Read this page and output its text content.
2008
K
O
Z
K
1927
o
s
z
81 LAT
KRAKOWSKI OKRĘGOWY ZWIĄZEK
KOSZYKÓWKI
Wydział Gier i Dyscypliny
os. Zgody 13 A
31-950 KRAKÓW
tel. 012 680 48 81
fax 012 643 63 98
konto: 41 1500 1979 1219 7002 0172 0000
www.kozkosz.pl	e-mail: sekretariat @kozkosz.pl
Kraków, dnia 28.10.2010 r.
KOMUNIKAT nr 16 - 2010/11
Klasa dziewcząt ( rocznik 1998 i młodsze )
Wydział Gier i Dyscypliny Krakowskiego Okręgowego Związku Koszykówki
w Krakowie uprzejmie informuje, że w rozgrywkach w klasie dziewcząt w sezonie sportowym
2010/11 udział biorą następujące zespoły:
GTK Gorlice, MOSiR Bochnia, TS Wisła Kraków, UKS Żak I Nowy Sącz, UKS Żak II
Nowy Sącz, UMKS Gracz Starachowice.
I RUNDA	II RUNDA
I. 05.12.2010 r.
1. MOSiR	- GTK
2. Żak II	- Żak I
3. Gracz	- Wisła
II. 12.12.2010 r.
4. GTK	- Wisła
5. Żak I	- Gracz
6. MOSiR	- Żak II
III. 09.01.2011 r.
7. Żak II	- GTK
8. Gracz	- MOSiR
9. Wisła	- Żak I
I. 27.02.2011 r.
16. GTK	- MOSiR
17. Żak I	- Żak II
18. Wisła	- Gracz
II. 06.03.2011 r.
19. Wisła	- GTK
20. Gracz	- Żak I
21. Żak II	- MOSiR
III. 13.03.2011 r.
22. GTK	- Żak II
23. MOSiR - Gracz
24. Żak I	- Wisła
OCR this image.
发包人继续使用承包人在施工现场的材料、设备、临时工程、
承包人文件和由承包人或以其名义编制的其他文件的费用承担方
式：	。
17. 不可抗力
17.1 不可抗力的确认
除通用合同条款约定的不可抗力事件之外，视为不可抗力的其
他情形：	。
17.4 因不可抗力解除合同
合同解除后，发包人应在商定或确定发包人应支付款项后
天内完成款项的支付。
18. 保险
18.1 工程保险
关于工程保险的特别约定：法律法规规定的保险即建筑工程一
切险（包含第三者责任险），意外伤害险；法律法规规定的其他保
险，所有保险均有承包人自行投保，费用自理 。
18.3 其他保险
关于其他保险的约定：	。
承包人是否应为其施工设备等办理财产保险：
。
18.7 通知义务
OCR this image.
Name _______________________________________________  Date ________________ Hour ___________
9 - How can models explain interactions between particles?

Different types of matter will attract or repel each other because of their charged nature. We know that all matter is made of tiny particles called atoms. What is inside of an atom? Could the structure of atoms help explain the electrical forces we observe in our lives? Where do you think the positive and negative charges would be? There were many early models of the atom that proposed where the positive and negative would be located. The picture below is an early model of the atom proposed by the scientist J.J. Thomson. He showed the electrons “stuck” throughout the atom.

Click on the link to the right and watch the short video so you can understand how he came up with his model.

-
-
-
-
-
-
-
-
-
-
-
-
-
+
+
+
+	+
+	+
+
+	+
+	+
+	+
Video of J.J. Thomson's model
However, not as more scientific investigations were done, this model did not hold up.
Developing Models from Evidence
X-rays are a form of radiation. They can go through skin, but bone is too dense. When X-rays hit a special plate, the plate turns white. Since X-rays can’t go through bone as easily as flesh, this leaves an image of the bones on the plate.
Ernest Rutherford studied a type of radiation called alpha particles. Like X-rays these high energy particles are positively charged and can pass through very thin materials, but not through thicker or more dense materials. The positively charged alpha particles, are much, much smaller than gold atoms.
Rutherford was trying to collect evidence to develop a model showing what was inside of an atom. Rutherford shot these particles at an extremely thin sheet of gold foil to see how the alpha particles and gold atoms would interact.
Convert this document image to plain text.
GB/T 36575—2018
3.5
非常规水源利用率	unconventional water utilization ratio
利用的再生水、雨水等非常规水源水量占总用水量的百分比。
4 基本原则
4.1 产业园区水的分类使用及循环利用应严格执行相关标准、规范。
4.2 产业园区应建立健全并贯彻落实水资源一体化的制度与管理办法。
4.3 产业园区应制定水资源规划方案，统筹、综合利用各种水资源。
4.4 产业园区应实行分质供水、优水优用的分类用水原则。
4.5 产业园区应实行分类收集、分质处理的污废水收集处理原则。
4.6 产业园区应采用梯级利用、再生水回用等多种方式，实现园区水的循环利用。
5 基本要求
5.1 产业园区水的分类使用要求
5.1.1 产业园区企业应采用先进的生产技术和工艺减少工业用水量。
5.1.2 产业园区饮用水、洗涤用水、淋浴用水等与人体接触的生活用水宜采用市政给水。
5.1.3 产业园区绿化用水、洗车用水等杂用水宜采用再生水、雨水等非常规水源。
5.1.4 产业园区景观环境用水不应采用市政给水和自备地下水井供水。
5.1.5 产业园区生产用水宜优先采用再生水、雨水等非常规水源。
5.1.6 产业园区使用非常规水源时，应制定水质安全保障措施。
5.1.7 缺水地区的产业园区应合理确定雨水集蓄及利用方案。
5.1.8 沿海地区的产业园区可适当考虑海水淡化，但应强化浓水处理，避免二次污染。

====

▸ **What is expected**
Write out all records exactly, keeping every detail.

▸ **Finished answer**
Read this page and output its text content.
2008
K
O
Z
K
1927
o
s
z
81 LAT
KRAKOWSKI OKRĘGOWY ZWIĄZEK
KOSZYKÓWKI
Wydział Gier i Dyscypliny
os. Zgody 13 A
31-950 KRAKÓW
tel. 012 680 48 81
fax 012 643 63 98
konto: 41 1500 1979 1219 7002 0172 0000
www.kozkosz.pl	e-mail: sekretariat @kozkosz.pl
Kraków, dnia 28.10.2010 r.
KOMUNIKAT nr 16 - 2010/11
Klasa dziewcząt ( rocznik 1998 i młodsze )
Wydział Gier i Dyscypliny Krakowskiego Okręgowego Związku Koszykówki
w Krakowie uprzejmie informuje, że w rozgrywkach w klasie dziewcząt w sezonie sportowym
2010/11 udział biorą następujące zespoły:
GTK Gorlice, MOSiR Bochnia, TS Wisła Kraków, UKS Żak I Nowy Sącz, UKS Żak II
Nowy Sącz, UMKS Gracz Starachowice.
I RUNDA	II RUNDA
I. 05.12.2010 r.
1. MOSiR	- GTK
2. Żak II	- Żak I
3. Gracz	- Wisła
II. 12.12.2010 r.
4. GTK	- Wisła
5. Żak I	- Gracz
6. MOSiR	- Żak II
III. 09.01.2011 r.
7. Żak II	- GTK
8. Gracz	- MOSiR
9. Wisła	- Żak I
I. 27.02.2011 r.
16. GTK	- MOSiR
17. Żak I	- Żak II
18. Wisła	- Gracz
II. 06.03.2011 r.
19. Wisła	- GTK
20. Gracz	- Żak I
21. Żak II	- MOSiR
III. 13.03.2011 r.
22. GTK	- Żak II
23. MOSiR - Gracz
24. Żak I	- Wisła
OCR this image.
发包人继续使用承包人在施工现场的材料、设备、临时工程、
承包人文件和由承包人或以其名义编制的其他文件的费用承担方
式：	。
17. 不可抗力
17.1 不可抗力的确认
除通用合同条款约定的不可抗力事件之外，视为不可抗力的其
他情形：	。
17.4 因不可抗力解除合同
合同解除后，发包人应在商定或确定发包人应支付款项后
天内完成款项的支付。
18. 保险
18.1 工程保险
关于工程保险的特别约定：法律法规规定的保险即建筑工程一
切险（包含第三者责任险），意外伤害险；法律法规规定的其他保
险，所有保险均有承包人自行投保，费用自理 。
18.3 其他保险
关于其他保险的约定：	。
承包人是否应为其施工设备等办理财产保险：
。
18.7 通知义务
OCR this image.
Name _______________________________________________  Date ________________ Hour ___________
9 - How can models explain interactions between particles?

Different types of matter will attract or repel each other because of their charged nature. We know that all matter is made of tiny particles called atoms. What is inside of an atom? Could the structure of atoms help explain the electrical forces we observe in our lives? Where do you think the positive and negative charges would be? There were many early models of the atom that proposed where the positive and negative would be located. The picture below is an early model of the atom proposed by the scientist J.J. Thomson. He showed the electrons “stuck” throughout the atom.

Click on the link to the right and watch the short video so you can understand how he came up with his model.

-
-
-
-
-
-
-
-
-
-
-
-
-
+
+
+
+	+
+	+
+
+	+
+	+
+	+
Video of J.J. Thomson's model
However, not as more scientific investigations were done, this model did not hold up.
Developing Models from Evidence
X-rays are a form of radiation. They can go through skin, but bone is too dense. When X-rays hit a special plate, the plate turns white. Since X-rays can’t go through bone as easily as flesh, this leaves an image of the bones on the plate.
Ernest Rutherford studied a type of radiation called alpha particles. Like X-rays these high energy particles are positively charged and can pass through very thin materials, but not through thicker or more dense materials. The positively charged alpha particles, are much, much smaller than gold atoms.
Rutherford was trying to collect evidence to develop a model showing what was inside of an atom. Rutherford shot these particles at an extremely thin sheet of gold foil to see how the alpha particles and gold atoms would interact.
Convert this document image to plain text.
GB/T 36575—2018
3.5
非常规水源利用率	unconventional water utilization ratio
利用的再生水、雨水等非常规水源水量占总用水量的百分比。
4 基本原则
4.1 产业园区水的分类使用及循环利用应严格执行相关标准、规范。
4.2 产业园区应建立健全并贯彻落实水资源一体化的制度与管理办法。
4.3 产业园区应制定水资源规划方案，统筹、综合利用各种水资源。
4.4 产业园区应实行分质供水、优水优用的分类用水原则。
4.5 产业园区应实行分类收集、分质处理的污废水收集处理原则。
4.6 产业园区应采用梯级利用、再生水回用等多种方式，实现园区水的循环利用。
5 基本要求
5.1 产业园区水的分类使用要求
5.1.1 产业园区企业应采用先进的生产技术和工艺减少工业用水量。
5.1.2 产业园区饮用水、洗涤用水、淋浴用水等与人体接触的生活用水宜采用市政给水。
5.1.3 产业园区绿化用水、洗车用水等杂用水宜采用再生水、雨水等非常规水源。
5.1.4 产业园区景观环境用水不应采用市政给水和自备地下水井供水。
5.1.5 产业园区生产用水宜优先采用再生水、雨水等非常规水源。
5.1.6 产业园区使用非常规水源时，应制定水质安全保障措施。
5.1.7 缺水地区的产业园区应合理确定雨水集蓄及利用方案。
5.1.8 沿海地区的产业园区可适当考虑海水淡化，但应强化浓水处理，避免二次污染。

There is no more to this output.